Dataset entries
•••
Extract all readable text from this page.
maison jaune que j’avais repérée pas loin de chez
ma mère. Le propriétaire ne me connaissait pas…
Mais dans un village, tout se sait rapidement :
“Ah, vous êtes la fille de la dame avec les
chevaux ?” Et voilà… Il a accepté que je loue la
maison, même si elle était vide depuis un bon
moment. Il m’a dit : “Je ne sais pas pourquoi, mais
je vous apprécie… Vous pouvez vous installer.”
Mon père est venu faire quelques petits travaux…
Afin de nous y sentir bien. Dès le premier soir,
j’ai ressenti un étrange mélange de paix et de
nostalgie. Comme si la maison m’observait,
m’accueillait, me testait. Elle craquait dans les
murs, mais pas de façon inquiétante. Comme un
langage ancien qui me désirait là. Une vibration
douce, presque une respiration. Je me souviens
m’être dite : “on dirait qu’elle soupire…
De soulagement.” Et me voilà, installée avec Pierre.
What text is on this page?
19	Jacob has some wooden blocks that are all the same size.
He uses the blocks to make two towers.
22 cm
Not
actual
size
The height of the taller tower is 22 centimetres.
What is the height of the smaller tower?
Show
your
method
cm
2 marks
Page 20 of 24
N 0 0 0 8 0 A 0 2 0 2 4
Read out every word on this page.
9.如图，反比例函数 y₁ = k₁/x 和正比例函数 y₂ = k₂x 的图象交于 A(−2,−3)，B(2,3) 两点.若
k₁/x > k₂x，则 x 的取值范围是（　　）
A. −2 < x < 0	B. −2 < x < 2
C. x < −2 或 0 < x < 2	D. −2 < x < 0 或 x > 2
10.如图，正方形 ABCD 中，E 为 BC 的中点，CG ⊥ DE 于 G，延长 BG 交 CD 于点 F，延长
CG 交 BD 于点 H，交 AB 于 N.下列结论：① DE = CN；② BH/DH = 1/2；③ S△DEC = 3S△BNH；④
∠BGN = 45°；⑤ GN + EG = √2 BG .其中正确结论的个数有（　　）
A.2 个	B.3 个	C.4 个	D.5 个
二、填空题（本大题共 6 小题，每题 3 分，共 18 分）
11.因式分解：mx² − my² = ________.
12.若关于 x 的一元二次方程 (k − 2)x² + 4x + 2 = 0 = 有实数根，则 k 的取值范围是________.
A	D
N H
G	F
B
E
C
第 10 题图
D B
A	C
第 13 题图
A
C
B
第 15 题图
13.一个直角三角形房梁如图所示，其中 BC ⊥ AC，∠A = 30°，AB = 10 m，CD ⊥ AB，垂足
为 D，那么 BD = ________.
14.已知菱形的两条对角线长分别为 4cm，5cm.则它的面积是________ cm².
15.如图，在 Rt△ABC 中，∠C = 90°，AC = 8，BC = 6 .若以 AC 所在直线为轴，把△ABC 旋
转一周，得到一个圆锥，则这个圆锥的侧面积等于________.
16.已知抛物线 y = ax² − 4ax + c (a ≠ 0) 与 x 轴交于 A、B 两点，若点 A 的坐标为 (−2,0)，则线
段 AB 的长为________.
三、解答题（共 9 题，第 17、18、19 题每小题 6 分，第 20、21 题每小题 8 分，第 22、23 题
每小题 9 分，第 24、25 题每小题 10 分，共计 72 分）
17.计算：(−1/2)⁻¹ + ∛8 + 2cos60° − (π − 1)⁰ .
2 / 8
•••
Goal:
Write each line above out exactly.

Completed task:
Extract all readable text from this page.
maison jaune que j’avais repérée pas loin de chez
ma mère. Le propriétaire ne me connaissait pas…
Mais dans un village, tout se sait rapidement :
“Ah, vous êtes la fille de la dame avec les
chevaux ?” Et voilà… Il a accepté que je loue la
maison, même si elle était vide depuis un bon
moment. Il m’a dit : “Je ne sais pas pourquoi, mais
je vous apprécie… Vous pouvez vous installer.”
Mon père est venu faire quelques petits travaux…
Afin de nous y sentir bien. Dès le premier soir,
j’ai ressenti un étrange mélange de paix et de
nostalgie. Comme si la maison m’observait,
m’accueillait, me testait. Elle craquait dans les
murs, mais pas de façon inquiétante. Comme un
langage ancien qui me désirait là. Une vibration
douce, presque une respiration. Je me souviens
m’être dite : “on dirait qu’elle soupire…
De soulagement.” Et me voilà, installée avec Pierre.
What text is on this page?
19	Jacob has some wooden blocks that are all the same size.
He uses the blocks to make two towers.
22 cm
Not
actual
size
The height of the taller tower is 22 centimetres.
What is the height of the smaller tower?
Show
your
method
cm
2 marks
Page 20 of 24
N 0 0 0 8 0 A 0 2 0 2 4
Read out every word on this page.
9.如图，反比例函数 y₁ = k₁/x 和正比例函数 y₂ = k₂x 的图象交于 A(−2,−3)，B(2,3) 两点.若
k₁/x > k₂x，则 x 的取值范围是（　　）
A. −2 < x < 0	B. −2 < x < 2
C. x < −2 或 0 < x < 2	D. −2 < x < 0 或 x > 2
10.如图，正方形 ABCD 中，E 为 BC 的中点，CG ⊥ DE 于 G，延长 BG 交 CD 于点 F，延长
CG 交 BD 于点 H，交 AB 于 N.下列结论：① DE = CN；② BH/DH = 1/2；③ S△DEC = 3S△BNH；④
∠BGN = 45°；⑤ GN + EG = √2 BG .其中正确结论的个数有（　　）
A.2 个	B.3 个	C.4 个	D.5 个
二、填空题（本大题共 6 小题，每题 3 分，共 18 分）
11.因式分解：mx² − my² = ________.
12.若关于 x 的一元二次方程 (k − 2)x² + 4x + 2 = 0 = 有实数根，则 k 的取值范围是________.
A	D
N H
G	F
B
E
C
第 10 题图
D B
A	C
第 13 题图
A
C
B
第 15 题图
13.一个直角三角形房梁如图所示，其中 BC ⊥ AC，∠A = 30°，AB = 10 m，CD ⊥ AB，垂足
为 D，那么 BD = ________.
14.已知菱形的两条对角线长分别为 4cm，5cm.则它的面积是________ cm².
15.如图，在 Rt△ABC 中，∠C = 90°，AC = 8，BC = 6 .若以 AC 所在直线为轴，把△ABC 旋
转一周，得到一个圆锥，则这个圆锥的侧面积等于________.
16.已知抛物线 y = ax² − 4ax + c (a ≠ 0) 与 x 轴交于 A、B 两点，若点 A 的坐标为 (−2,0)，则线
段 AB 的长为________.
三、解答题（共 9 题，第 17、18、19 题每小题 6 分，第 20、21 题每小题 8 分，第 22、23 题
每小题 9 分，第 24、25 题每小题 10 分，共计 72 分）
17.计算：(−1/2)⁻¹ + ∛8 + 2cos60° − (π − 1)⁰ .
2 / 8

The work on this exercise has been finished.